EXERCISE BRIEF
Find the lines containing the word "width" and copy every one of them.

Stored data
┏━━

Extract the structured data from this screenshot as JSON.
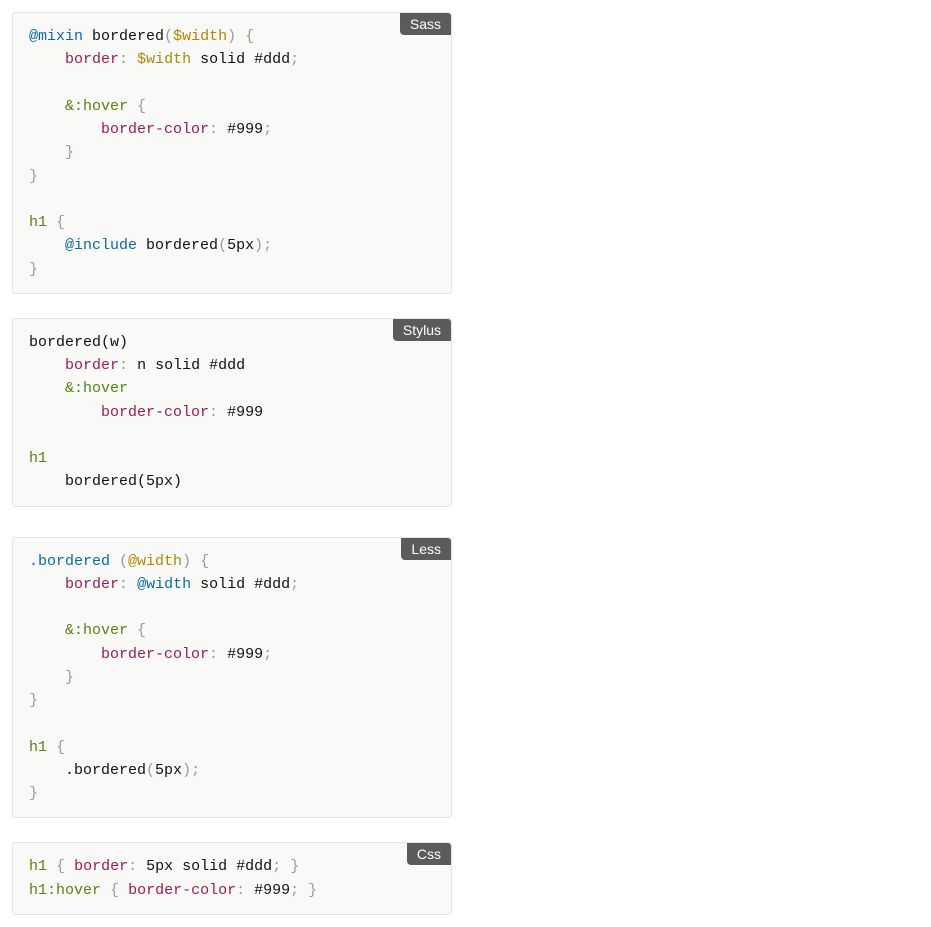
{
  "langs": {
    "sass": "Sass",
    "less": "Less",
    "stylus": "Stylus",
    "css": "Css"
  },
  "sass": {
    "l1_mixin": "@mixin",
    "l1_name": "bordered",
    "l1_open": "(",
    "l1_var": "$width",
    "l1_close": ")",
    "l1_brace": "{",
    "l2_prop": "border",
    "l2_colon": ":",
    "l2_var": "$width",
    "l2_solid": "solid",
    "l2_hex": "#ddd",
    "l2_semi": ";",
    "l4_hover": "&:hover",
    "l4_brace": "{",
    "l5_prop": "border-color",
    "l5_colon": ":",
    "l5_hex": "#999",
    "l5_semi": ";",
    "l6_brace": "}",
    "l7_brace": "}",
    "l9_sel": "h1",
    "l9_brace": "{",
    "l10_include": "@include",
    "l10_name": "bordered",
    "l10_open": "(",
    "l10_arg": "5px",
    "l10_close": ")",
    "l10_semi": ";",
    "l11_brace": "}"
  },
  "less": {
    "l1_class": ".bordered",
    "l1_open": "(",
    "l1_var": "@width",
    "l1_close": ")",
    "l1_brace": "{",
    "l2_prop": "border",
    "l2_colon": ":",
    "l2_var": "@width",
    "l2_solid": "solid",
    "l2_hex": "#ddd",
    "l2_semi": ";",
    "l4_hover": "&:hover",
    "l4_brace": "{",
    "l5_prop": "border-color",
    "l5_colon": ":",
    "l5_hex": "#999",
    "l5_semi": ";",
    "l6_brace": "}",
    "l7_brace": "}",
    "l9_sel": "h1",
    "l9_brace": "{",
    "l10_call": ".bordered",
    "l10_open": "(",
    "l10_arg": "5px",
    "l10_close": ")",
    "l10_semi": ";",
    "l11_brace": "}"
  },
  "stylus": {
    "l1_name": "bordered(w)",
    "l2_prop": "border",
    "l2_colon": ":",
    "l2_n": "n",
    "l2_solid": "solid",
    "l2_hex": "#ddd",
    "l3_hover": "&:hover",
    "l4_prop": "border-color",
    "l4_colon": ":",
    "l4_hex": "#999",
    "l6_sel": "h1",
    "l7_call": "bordered(",
    "l7_arg": "5px",
    "l7_close": ")"
  },
  "css": {
    "l1_sel": "h1",
    "l1_open": "{",
    "l1_prop": "border",
    "l1_colon": ":",
    "l1_val5": "5px",
    "l1_solid": "solid",
    "l1_hex": "#ddd",
    "l1_semi": ";",
    "l1_close": "}",
    "l2_sel": "h1:hover",
    "l2_open": "{",
    "l2_prop": "border-color",
    "l2_colon": ":",
    "l2_hex": "#999",
    "l2_semi": ";",
    "l2_close": "}"
  }
}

┗━━

RESPONSE FOR THIS EXERCISE
    "l1_var": "$width",
    "l2_var": "$width",
    "l1_var": "@width",
    "l2_var": "@width",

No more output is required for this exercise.